Stored records:
========
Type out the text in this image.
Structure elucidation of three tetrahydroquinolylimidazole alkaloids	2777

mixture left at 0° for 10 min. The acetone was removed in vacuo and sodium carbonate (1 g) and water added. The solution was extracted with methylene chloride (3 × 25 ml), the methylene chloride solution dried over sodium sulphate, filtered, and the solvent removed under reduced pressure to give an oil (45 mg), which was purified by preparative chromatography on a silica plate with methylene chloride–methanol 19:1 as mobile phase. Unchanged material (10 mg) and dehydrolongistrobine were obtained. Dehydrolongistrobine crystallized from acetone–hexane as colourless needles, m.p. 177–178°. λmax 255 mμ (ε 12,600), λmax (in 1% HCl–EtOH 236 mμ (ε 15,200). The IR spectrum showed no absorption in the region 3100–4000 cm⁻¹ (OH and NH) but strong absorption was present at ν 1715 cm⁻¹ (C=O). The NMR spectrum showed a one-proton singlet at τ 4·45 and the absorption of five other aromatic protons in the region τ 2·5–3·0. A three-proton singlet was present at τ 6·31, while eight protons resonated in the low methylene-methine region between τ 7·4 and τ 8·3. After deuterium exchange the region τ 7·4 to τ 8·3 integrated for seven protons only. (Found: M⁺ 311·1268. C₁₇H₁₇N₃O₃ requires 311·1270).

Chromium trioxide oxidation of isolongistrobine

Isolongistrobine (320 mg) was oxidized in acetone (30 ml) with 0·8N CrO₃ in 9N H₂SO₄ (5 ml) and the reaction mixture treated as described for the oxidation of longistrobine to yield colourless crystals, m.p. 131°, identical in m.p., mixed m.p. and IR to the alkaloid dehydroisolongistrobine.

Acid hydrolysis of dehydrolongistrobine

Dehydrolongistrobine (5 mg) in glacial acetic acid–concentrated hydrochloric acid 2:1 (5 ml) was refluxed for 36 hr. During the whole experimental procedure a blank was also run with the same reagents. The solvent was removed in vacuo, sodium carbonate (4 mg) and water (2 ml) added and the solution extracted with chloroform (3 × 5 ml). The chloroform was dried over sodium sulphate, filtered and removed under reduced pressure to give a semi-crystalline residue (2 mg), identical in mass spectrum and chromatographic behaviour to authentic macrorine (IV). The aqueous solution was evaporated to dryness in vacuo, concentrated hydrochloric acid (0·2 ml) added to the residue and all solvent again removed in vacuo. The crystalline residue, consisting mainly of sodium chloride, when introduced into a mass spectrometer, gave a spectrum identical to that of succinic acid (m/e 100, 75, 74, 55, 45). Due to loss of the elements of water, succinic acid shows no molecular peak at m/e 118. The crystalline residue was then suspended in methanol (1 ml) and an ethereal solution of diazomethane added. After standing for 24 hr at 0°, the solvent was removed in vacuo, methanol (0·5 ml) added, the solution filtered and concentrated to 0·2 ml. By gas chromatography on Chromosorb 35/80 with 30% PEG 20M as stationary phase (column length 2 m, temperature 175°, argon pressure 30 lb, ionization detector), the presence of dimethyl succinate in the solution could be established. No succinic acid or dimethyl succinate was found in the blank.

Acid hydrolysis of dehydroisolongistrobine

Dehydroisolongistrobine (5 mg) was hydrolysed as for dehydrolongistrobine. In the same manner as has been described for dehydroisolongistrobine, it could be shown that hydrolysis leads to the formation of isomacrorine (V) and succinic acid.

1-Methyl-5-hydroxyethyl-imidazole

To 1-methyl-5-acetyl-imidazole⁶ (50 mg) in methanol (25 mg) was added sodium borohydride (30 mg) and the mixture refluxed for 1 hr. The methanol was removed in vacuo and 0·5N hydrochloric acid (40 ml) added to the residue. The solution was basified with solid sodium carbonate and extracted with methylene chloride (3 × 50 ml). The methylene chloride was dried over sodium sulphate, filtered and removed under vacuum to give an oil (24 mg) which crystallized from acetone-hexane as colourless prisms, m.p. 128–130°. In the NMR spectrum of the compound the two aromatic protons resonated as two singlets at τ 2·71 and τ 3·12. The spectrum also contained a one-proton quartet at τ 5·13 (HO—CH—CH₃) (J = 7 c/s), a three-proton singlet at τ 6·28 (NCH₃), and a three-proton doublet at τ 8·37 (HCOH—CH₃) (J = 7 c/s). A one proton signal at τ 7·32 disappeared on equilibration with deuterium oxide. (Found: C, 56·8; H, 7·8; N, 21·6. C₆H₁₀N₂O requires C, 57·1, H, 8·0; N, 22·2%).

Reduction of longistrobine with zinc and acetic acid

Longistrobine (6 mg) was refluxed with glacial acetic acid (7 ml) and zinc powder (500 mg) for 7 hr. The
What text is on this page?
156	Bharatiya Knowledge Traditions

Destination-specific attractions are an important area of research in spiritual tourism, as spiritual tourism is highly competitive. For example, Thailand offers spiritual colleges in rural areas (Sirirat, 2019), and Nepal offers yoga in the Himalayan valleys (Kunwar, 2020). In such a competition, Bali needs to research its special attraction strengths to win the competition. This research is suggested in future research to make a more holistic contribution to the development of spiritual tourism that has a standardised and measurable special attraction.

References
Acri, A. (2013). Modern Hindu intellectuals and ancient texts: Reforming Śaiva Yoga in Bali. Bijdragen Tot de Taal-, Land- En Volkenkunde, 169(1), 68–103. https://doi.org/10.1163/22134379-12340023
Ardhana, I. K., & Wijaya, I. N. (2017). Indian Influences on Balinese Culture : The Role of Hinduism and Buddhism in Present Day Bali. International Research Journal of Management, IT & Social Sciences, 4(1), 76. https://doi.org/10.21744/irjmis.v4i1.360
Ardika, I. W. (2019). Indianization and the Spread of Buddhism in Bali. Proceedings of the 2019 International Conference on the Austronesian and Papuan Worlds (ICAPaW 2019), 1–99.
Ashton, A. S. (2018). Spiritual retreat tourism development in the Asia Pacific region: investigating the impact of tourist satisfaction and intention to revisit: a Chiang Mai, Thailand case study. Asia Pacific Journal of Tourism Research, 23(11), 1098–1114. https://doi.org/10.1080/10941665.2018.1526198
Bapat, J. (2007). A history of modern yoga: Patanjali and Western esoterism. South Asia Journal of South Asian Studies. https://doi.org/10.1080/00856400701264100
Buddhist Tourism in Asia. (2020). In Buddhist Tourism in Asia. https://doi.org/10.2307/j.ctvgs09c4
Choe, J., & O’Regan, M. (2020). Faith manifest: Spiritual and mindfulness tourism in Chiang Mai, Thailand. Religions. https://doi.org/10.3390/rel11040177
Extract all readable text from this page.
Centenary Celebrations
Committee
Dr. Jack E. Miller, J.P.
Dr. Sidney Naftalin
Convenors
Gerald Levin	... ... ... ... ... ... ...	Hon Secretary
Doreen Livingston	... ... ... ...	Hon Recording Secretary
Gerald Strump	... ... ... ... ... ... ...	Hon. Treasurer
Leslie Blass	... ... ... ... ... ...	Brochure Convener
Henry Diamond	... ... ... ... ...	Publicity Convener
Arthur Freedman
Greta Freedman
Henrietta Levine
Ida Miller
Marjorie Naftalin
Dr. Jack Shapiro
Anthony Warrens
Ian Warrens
========
• **EXERCISE DIRECTIONS**: Output the records verbatim, from the first line to the last.

• **ANSWER IN FULL**:
Type out the text in this image.
Structure elucidation of three tetrahydroquinolylimidazole alkaloids	2777

mixture left at 0° for 10 min. The acetone was removed in vacuo and sodium carbonate (1 g) and water added. The solution was extracted with methylene chloride (3 × 25 ml), the methylene chloride solution dried over sodium sulphate, filtered, and the solvent removed under reduced pressure to give an oil (45 mg), which was purified by preparative chromatography on a silica plate with methylene chloride–methanol 19:1 as mobile phase. Unchanged material (10 mg) and dehydrolongistrobine were obtained. Dehydrolongistrobine crystallized from acetone–hexane as colourless needles, m.p. 177–178°. λmax 255 mμ (ε 12,600), λmax (in 1% HCl–EtOH 236 mμ (ε 15,200). The IR spectrum showed no absorption in the region 3100–4000 cm⁻¹ (OH and NH) but strong absorption was present at ν 1715 cm⁻¹ (C=O). The NMR spectrum showed a one-proton singlet at τ 4·45 and the absorption of five other aromatic protons in the region τ 2·5–3·0. A three-proton singlet was present at τ 6·31, while eight protons resonated in the low methylene-methine region between τ 7·4 and τ 8·3. After deuterium exchange the region τ 7·4 to τ 8·3 integrated for seven protons only. (Found: M⁺ 311·1268. C₁₇H₁₇N₃O₃ requires 311·1270).

Chromium trioxide oxidation of isolongistrobine

Isolongistrobine (320 mg) was oxidized in acetone (30 ml) with 0·8N CrO₃ in 9N H₂SO₄ (5 ml) and the reaction mixture treated as described for the oxidation of longistrobine to yield colourless crystals, m.p. 131°, identical in m.p., mixed m.p. and IR to the alkaloid dehydroisolongistrobine.

Acid hydrolysis of dehydrolongistrobine

Dehydrolongistrobine (5 mg) in glacial acetic acid–concentrated hydrochloric acid 2:1 (5 ml) was refluxed for 36 hr. During the whole experimental procedure a blank was also run with the same reagents. The solvent was removed in vacuo, sodium carbonate (4 mg) and water (2 ml) added and the solution extracted with chloroform (3 × 5 ml). The chloroform was dried over sodium sulphate, filtered and removed under reduced pressure to give a semi-crystalline residue (2 mg), identical in mass spectrum and chromatographic behaviour to authentic macrorine (IV). The aqueous solution was evaporated to dryness in vacuo, concentrated hydrochloric acid (0·2 ml) added to the residue and all solvent again removed in vacuo. The crystalline residue, consisting mainly of sodium chloride, when introduced into a mass spectrometer, gave a spectrum identical to that of succinic acid (m/e 100, 75, 74, 55, 45). Due to loss of the elements of water, succinic acid shows no molecular peak at m/e 118. The crystalline residue was then suspended in methanol (1 ml) and an ethereal solution of diazomethane added. After standing for 24 hr at 0°, the solvent was removed in vacuo, methanol (0·5 ml) added, the solution filtered and concentrated to 0·2 ml. By gas chromatography on Chromosorb 35/80 with 30% PEG 20M as stationary phase (column length 2 m, temperature 175°, argon pressure 30 lb, ionization detector), the presence of dimethyl succinate in the solution could be established. No succinic acid or dimethyl succinate was found in the blank.

Acid hydrolysis of dehydroisolongistrobine

Dehydroisolongistrobine (5 mg) was hydrolysed as for dehydrolongistrobine. In the same manner as has been described for dehydroisolongistrobine, it could be shown that hydrolysis leads to the formation of isomacrorine (V) and succinic acid.

1-Methyl-5-hydroxyethyl-imidazole

To 1-methyl-5-acetyl-imidazole⁶ (50 mg) in methanol (25 mg) was added sodium borohydride (30 mg) and the mixture refluxed for 1 hr. The methanol was removed in vacuo and 0·5N hydrochloric acid (40 ml) added to the residue. The solution was basified with solid sodium carbonate and extracted with methylene chloride (3 × 50 ml). The methylene chloride was dried over sodium sulphate, filtered and removed under vacuum to give an oil (24 mg) which crystallized from acetone-hexane as colourless prisms, m.p. 128–130°. In the NMR spectrum of the compound the two aromatic protons resonated as two singlets at τ 2·71 and τ 3·12. The spectrum also contained a one-proton quartet at τ 5·13 (HO—CH—CH₃) (J = 7 c/s), a three-proton singlet at τ 6·28 (NCH₃), and a three-proton doublet at τ 8·37 (HCOH—CH₃) (J = 7 c/s). A one proton signal at τ 7·32 disappeared on equilibration with deuterium oxide. (Found: C, 56·8; H, 7·8; N, 21·6. C₆H₁₀N₂O requires C, 57·1, H, 8·0; N, 22·2%).

Reduction of longistrobine with zinc and acetic acid

Longistrobine (6 mg) was refluxed with glacial acetic acid (7 ml) and zinc powder (500 mg) for 7 hr. The
What text is on this page?
156	Bharatiya Knowledge Traditions

Destination-specific attractions are an important area of research in spiritual tourism, as spiritual tourism is highly competitive. For example, Thailand offers spiritual colleges in rural areas (Sirirat, 2019), and Nepal offers yoga in the Himalayan valleys (Kunwar, 2020). In such a competition, Bali needs to research its special attraction strengths to win the competition. This research is suggested in future research to make a more holistic contribution to the development of spiritual tourism that has a standardised and measurable special attraction.

References
Acri, A. (2013). Modern Hindu intellectuals and ancient texts: Reforming Śaiva Yoga in Bali. Bijdragen Tot de Taal-, Land- En Volkenkunde, 169(1), 68–103. https://doi.org/10.1163/22134379-12340023
Ardhana, I. K., & Wijaya, I. N. (2017). Indian Influences on Balinese Culture : The Role of Hinduism and Buddhism in Present Day Bali. International Research Journal of Management, IT & Social Sciences, 4(1), 76. https://doi.org/10.21744/irjmis.v4i1.360
Ardika, I. W. (2019). Indianization and the Spread of Buddhism in Bali. Proceedings of the 2019 International Conference on the Austronesian and Papuan Worlds (ICAPaW 2019), 1–99.
Ashton, A. S. (2018). Spiritual retreat tourism development in the Asia Pacific region: investigating the impact of tourist satisfaction and intention to revisit: a Chiang Mai, Thailand case study. Asia Pacific Journal of Tourism Research, 23(11), 1098–1114. https://doi.org/10.1080/10941665.2018.1526198
Bapat, J. (2007). A history of modern yoga: Patanjali and Western esoterism. South Asia Journal of South Asian Studies. https://doi.org/10.1080/00856400701264100
Buddhist Tourism in Asia. (2020). In Buddhist Tourism in Asia. https://doi.org/10.2307/j.ctvgs09c4
Choe, J., & O’Regan, M. (2020). Faith manifest: Spiritual and mindfulness tourism in Chiang Mai, Thailand. Religions. https://doi.org/10.3390/rel11040177
Extract all readable text from this page.
Centenary Celebrations
Committee
Dr. Jack E. Miller, J.P.
Dr. Sidney Naftalin
Convenors
Gerald Levin	... ... ... ... ... ... ...	Hon Secretary
Doreen Livingston	... ... ... ...	Hon Recording Secretary
Gerald Strump	... ... ... ... ... ... ...	Hon. Treasurer
Leslie Blass	... ... ... ... ... ...	Brochure Convener
Henry Diamond	... ... ... ... ...	Publicity Convener
Arthur Freedman
Greta Freedman
Henrietta Levine
Ida Miller
Marjorie Naftalin
Dr. Jack Shapiro
Anthony Warrens
Ian Warrens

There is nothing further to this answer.